[BEGIN Information given]
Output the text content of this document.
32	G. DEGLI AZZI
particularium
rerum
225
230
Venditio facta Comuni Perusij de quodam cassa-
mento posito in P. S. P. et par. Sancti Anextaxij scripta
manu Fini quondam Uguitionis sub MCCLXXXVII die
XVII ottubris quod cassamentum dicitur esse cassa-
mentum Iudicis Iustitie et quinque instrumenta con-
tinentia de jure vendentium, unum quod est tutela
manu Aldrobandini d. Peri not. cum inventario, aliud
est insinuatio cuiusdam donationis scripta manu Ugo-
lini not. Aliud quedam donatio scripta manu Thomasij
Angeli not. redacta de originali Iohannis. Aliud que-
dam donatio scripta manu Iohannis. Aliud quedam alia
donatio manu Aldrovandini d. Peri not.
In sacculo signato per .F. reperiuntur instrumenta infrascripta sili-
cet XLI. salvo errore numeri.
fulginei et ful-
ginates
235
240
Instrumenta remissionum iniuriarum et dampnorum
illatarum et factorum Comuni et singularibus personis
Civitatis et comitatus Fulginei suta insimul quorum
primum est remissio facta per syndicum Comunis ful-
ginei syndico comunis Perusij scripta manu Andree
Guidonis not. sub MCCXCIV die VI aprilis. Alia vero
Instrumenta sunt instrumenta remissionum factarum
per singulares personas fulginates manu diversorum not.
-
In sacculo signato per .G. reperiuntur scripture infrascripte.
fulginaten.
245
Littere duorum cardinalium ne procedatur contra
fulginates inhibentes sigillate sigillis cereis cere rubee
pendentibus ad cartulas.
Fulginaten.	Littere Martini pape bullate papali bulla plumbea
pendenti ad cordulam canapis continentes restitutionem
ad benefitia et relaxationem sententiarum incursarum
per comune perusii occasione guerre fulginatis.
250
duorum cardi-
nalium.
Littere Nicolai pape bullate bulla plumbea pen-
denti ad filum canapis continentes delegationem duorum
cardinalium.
[END Information given]
## Directive
From the records above, work out how many lines contain the string "fulginates". Give only the number.

## The solution
2